(Data entries)
-- BEGIN --
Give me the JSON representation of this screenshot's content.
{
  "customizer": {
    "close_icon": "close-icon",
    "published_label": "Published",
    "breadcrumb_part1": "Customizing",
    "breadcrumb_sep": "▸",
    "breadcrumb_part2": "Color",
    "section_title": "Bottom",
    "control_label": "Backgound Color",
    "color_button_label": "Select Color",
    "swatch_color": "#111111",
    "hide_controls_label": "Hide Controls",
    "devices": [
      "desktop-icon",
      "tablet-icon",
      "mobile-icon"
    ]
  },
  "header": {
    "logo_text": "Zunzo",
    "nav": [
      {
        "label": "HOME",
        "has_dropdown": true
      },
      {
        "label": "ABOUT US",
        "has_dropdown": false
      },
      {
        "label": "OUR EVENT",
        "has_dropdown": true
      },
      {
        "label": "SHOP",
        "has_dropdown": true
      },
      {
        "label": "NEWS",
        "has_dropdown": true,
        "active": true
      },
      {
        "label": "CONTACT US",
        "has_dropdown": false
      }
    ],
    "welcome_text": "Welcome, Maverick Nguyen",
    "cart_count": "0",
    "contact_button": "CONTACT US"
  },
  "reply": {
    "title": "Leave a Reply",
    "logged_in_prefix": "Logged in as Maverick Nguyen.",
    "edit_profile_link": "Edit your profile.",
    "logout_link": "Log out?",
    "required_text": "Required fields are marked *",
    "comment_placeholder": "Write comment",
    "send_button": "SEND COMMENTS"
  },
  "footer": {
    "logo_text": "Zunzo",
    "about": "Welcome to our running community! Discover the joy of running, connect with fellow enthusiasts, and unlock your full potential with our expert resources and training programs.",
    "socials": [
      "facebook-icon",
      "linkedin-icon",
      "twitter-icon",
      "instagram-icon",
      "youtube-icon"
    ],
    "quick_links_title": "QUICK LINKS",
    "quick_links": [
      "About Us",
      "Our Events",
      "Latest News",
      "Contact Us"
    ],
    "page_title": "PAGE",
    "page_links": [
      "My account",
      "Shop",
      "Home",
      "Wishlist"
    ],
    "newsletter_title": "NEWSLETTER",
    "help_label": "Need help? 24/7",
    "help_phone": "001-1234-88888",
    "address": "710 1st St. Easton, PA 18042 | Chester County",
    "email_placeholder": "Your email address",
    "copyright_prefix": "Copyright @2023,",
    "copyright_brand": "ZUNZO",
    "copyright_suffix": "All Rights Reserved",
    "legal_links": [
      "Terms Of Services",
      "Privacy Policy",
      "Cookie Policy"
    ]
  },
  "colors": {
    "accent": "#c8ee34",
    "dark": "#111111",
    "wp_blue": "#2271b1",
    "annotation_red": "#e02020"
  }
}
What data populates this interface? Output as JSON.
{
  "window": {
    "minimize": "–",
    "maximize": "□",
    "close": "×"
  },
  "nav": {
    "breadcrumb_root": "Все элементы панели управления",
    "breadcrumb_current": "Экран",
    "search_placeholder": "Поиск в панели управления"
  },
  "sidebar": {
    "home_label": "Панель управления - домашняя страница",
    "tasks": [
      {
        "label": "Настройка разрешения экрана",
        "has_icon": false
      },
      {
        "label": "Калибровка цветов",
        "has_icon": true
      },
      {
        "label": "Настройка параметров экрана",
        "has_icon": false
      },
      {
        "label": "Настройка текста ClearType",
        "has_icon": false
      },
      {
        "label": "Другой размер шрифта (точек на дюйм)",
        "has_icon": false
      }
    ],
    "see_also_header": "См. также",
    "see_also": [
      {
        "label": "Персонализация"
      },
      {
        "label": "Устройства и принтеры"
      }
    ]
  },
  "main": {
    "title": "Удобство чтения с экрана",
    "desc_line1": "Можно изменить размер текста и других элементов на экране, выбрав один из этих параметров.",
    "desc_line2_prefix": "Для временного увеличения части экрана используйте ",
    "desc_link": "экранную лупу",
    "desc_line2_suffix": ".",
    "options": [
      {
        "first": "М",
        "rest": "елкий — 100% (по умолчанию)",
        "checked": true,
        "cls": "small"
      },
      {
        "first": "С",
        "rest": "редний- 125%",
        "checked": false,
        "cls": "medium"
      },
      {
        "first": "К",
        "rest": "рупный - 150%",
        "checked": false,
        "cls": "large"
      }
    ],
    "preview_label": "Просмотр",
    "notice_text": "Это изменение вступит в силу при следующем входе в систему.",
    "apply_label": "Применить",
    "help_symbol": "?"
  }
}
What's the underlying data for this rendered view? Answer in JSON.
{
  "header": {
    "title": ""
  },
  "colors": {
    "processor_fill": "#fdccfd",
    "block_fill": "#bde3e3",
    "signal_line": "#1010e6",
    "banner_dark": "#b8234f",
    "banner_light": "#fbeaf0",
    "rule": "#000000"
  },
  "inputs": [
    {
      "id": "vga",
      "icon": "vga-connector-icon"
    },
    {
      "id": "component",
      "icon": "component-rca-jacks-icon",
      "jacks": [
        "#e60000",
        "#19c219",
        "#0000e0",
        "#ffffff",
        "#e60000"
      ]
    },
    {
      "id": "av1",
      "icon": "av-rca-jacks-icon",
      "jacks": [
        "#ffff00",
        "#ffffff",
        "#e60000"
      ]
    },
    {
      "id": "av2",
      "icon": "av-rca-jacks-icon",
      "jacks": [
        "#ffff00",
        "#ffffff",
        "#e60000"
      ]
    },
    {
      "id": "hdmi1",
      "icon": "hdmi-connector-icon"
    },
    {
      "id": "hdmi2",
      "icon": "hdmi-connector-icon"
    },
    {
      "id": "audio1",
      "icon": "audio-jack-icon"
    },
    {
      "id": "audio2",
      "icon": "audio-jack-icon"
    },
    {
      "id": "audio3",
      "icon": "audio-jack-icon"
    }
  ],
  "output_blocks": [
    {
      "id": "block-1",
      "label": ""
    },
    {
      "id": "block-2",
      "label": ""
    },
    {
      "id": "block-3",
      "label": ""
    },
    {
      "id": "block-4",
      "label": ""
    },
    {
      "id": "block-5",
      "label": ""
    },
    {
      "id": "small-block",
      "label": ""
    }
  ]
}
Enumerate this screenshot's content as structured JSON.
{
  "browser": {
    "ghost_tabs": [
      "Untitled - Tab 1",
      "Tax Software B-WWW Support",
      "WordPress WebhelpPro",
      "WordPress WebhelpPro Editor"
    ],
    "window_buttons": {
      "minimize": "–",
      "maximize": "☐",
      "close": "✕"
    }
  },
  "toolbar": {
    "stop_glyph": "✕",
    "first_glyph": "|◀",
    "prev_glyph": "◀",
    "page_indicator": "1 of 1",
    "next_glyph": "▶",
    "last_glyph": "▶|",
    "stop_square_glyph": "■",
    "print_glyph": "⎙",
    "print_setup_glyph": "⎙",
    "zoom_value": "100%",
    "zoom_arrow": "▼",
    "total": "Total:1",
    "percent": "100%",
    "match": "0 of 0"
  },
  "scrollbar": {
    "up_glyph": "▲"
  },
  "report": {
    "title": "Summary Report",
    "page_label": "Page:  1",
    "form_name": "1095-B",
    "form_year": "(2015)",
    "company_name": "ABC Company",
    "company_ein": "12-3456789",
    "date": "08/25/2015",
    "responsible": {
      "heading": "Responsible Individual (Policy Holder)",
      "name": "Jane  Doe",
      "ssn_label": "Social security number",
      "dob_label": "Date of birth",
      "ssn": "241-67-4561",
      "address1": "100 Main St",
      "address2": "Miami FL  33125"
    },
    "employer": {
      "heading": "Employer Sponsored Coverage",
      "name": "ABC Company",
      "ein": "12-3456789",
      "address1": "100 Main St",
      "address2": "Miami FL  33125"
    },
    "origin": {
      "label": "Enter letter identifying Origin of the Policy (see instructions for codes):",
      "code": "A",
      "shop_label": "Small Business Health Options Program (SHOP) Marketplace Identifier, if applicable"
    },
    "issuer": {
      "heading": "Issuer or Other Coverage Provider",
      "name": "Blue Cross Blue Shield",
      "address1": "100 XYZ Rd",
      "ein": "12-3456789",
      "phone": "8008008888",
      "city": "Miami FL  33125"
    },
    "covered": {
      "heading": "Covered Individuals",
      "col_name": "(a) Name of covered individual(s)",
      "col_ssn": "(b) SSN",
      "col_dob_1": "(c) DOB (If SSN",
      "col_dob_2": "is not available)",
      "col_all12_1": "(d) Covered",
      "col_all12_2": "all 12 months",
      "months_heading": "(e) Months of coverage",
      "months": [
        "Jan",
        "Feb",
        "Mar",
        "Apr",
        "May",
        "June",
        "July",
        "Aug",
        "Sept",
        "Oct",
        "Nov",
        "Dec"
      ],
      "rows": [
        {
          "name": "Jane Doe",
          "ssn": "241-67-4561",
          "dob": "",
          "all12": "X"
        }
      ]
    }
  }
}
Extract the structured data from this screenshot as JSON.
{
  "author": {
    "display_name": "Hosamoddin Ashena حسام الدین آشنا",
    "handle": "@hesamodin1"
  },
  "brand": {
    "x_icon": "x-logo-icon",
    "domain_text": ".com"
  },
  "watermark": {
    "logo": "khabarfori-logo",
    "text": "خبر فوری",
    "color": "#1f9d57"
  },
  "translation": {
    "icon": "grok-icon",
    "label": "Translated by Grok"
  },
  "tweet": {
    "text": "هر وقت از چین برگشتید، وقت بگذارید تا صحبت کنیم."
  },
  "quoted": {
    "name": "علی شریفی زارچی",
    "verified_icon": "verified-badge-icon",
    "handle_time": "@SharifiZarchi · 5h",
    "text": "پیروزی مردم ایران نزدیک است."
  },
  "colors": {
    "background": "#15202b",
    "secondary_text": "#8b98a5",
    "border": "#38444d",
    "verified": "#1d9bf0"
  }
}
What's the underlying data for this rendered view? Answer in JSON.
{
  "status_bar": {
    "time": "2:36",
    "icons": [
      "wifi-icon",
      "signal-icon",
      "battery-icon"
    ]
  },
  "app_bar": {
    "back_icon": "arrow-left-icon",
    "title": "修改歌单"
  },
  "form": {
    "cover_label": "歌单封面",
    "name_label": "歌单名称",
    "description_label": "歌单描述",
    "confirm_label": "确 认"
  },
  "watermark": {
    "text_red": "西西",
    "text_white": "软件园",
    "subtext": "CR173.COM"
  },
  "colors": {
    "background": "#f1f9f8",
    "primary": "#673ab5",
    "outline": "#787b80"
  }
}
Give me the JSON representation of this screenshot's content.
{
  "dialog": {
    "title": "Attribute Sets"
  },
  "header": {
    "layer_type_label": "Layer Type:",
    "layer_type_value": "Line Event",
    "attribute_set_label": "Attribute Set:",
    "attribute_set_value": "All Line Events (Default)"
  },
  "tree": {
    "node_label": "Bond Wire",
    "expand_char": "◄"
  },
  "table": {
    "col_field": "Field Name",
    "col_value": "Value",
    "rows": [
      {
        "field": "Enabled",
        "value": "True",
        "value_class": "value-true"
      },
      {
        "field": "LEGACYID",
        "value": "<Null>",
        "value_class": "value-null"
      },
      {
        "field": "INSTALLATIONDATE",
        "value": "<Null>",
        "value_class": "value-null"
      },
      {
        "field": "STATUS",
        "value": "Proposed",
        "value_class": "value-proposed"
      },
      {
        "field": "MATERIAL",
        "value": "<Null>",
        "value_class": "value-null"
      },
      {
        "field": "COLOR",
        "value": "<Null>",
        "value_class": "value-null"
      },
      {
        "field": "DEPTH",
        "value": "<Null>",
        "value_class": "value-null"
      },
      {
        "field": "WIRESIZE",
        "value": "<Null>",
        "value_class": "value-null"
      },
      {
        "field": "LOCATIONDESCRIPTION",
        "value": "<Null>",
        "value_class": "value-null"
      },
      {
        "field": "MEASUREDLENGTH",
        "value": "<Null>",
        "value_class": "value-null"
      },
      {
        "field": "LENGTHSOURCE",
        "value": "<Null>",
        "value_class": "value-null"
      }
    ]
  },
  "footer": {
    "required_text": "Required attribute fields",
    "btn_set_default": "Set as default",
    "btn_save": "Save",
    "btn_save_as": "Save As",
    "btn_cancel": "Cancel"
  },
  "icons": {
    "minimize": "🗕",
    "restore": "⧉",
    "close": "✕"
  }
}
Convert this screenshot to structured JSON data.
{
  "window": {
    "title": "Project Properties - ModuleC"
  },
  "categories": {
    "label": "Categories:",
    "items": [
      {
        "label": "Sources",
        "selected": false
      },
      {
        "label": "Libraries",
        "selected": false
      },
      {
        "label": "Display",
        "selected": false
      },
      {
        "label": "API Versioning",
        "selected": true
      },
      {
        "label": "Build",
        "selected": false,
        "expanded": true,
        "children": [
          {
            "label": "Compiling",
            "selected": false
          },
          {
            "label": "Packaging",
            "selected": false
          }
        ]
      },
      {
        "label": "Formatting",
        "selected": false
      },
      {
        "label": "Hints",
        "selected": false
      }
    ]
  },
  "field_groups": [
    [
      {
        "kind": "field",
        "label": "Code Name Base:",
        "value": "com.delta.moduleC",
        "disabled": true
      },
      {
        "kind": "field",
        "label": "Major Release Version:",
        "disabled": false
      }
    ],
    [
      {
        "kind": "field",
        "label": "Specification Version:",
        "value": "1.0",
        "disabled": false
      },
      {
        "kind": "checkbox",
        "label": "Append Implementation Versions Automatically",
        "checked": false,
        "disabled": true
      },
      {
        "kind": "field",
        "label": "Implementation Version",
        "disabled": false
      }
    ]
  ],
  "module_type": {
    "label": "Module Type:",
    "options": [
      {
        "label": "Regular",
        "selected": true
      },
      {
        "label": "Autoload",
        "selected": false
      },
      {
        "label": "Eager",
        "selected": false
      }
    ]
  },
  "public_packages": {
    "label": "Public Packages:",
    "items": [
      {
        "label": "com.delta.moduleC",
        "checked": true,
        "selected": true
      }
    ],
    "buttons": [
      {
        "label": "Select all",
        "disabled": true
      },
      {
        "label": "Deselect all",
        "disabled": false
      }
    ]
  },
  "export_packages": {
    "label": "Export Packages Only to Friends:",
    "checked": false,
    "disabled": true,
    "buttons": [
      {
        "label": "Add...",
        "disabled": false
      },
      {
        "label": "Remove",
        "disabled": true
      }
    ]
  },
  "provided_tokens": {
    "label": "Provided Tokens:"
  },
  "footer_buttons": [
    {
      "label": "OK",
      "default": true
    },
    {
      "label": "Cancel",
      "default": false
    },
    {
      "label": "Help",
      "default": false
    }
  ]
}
-- END --
Exercise details: Which lines in the listing above hold the word "fields"? Show each of them.

Response:
    "required_text": "Required fields are marked *",
    "required_text": "Required attribute fields",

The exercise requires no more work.